● Tasks:
1 – Please reproduce everything in the Web analytics article from "Francisco Partners Buys" down to "Web analytics landscape.".
2 – Continue the article on Web analytics from where it stops.

----- Document -----

Web Analytics: Exciting Times Ahead

  |  April 1, 2005   |  Comments

There's a head-spinning level of activity in the Web analytics industry.

Last month, I encouraged marketers to take the next step in Web analytics -- and you came through. The last few weeks have been a virtual head spin of activity in the Web analytics industry. All of it is pretty good news for the future of online profits, and the art and science of improving site effectiveness with analytics.

Cookie Panic

The ball got rolling with the release of Jupiter Research's (a Jupitermedia Corp. division) report on cookie deletion. Many are alarmed at the high number of Web users (almost 40 percent) who delete cookies on a monthly basis, particularly marketers who want to track conversions over time. Some question the report, while others question the accuracy of their own cookie-based analytics. In the end, calmer heads prevailed. My cofounder of the Web Analytics Association (WAA), Jim Sterne, said it best:

Cookies have never been a perfect measuring tool, and now the spyware scare has a surprisingly large portion of the public deleting them. As a result, Web analytics practitioners must recalibrate their figures for reach and frequency.

Given the numbers from the Jupiter Research study, we are left with a better than 50 percent sample from which to extrapolate reach, frequency, etc., onto the rest of the population. That's a statistically significant sample in anybody's book.

The Web Analytics Association is very pleased that Jupiter Research carried out this research and believes more and continuous research is required to keep an eye on this issue. As more cookie deleting and blocking data comes to light, the Web Analytics Association can better help our members understand the impact this behavior has on their calculations.

Francisco Partners Buys WebTrends

On Monday, we learned WebTrends would spin out from the NetIQ family to once again function as a standalone operation. Many believe WebTrends will be able to act more nimbly and be more responsive to an increasingly competitive Web analytics landscape.

The move will improve the marketplace for Web analytics consumers. Consumers benefit when analytics vendors compete for their minds and hearts by improving both their applications and customer relations.

----- Records shown -----

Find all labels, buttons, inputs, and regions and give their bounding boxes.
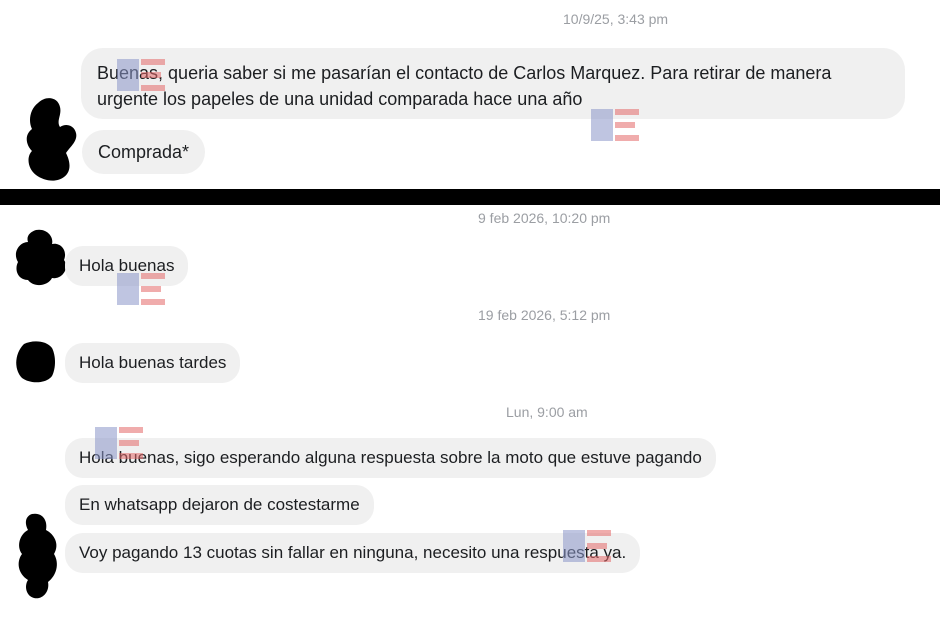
chat-screenshot: 10/9/25, 3:43 pm Buenas, queria saber si… — [0, 0, 940, 620]
redacted-avatar-icon — [18, 513, 57, 599]
message-bubble: En whatsapp dejaron de costestarme — [65, 485, 374, 525]
message-bubble: Voy pagando 13 cuotas sin fallar en ning… — [65, 533, 641, 573]
redacted-avatar-icon — [26, 98, 77, 181]
timestamp: 10/9/25, 3:43 pm — [563, 11, 669, 27]
message-bubble: Comprada* — [82, 130, 206, 174]
message-bubble: Hola buenas, sigo esperando alguna respu… — [65, 438, 716, 478]
timestamp: 19 feb 2026, 5:12 pm — [478, 307, 611, 323]
message-bubble: Hola buenas — [65, 246, 189, 286]
redacted-avatar-icon — [16, 341, 55, 383]
redacted-avatar-icon — [15, 229, 67, 286]
message-bubble: Hola buenas tardes — [65, 343, 241, 383]
message-bubble: Buenas, queria saber si me pasarían el c… — [81, 48, 905, 119]
section-divider — [0, 189, 940, 205]
timestamp: Lun, 9:00 am — [506, 404, 588, 420]
timestamp: 9 feb 2026, 10:20 pm — [478, 210, 611, 226]
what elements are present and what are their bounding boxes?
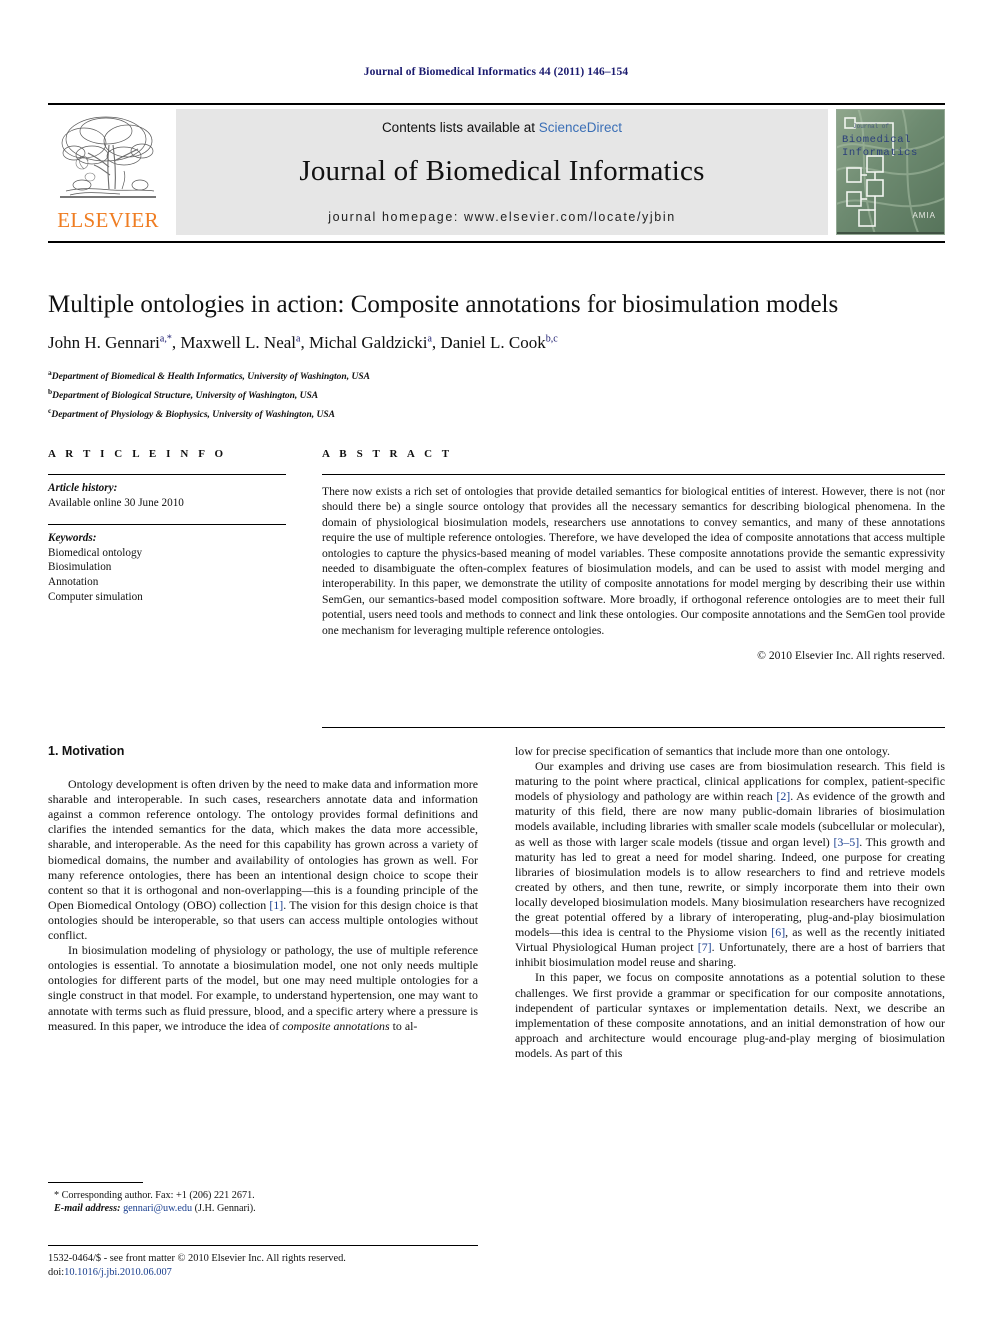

-----

● Answers to the problems:
1 –
Francisco Partners Buys WebTrends

On Monday, we learned WebTrends would spin out from the NetIQ family to once again function as a standalone operation. Many believe WebTrends will be able to act more nimbly and be more responsive to an increasingly competitive Web analytics landscape.

2 –
Google Dives in Headfirst

Before WebTrends' news had cooled, Google announced it will acquire Urchin, and thus enter the Web analytics space. Considering Google's recent forays into many areas of our online lives, this makes sense. Greg Drew, WebTrends' GM, chimed in:

WebTrends has been a Google customer since the launch of AdWords, and we've relied on our own solution to optimize our SEM [search engine marketing] spend for years, so this announcement doesn't come as a surprise. As marketers become savvier, their need to understand the return on every dollar of every campaign is mandatory. Google's acquisition is a yet another validation that Web analytics is absolutely critical for marketers today, which is why our rebirth as a standalone company couldn't have been timed better. Google will expose thousands more companies to the value of Web analytics, and many of them will eventually mature to wanting a complete solution.

Personally, I'm thrilled Google is investing its energy and brand in Web analytics. This will cement awareness and involvement in using analytics for site and online marketing effectiveness. Continually improving sites to achieve maximum return on investment (ROI) is on the verge of becoming mainstream. That's good for our industry, and our customers.

Five-Year Forecast for Web Analytics Industry

Another recent Jupiter report confirms the buzz and excitement and points toward a bright future. "US Web Analytics Forecast, 2004-2009" predicts the U.S. Web analytics market will increase 20 percent annually over the next five years, reaching $931 million in 2009.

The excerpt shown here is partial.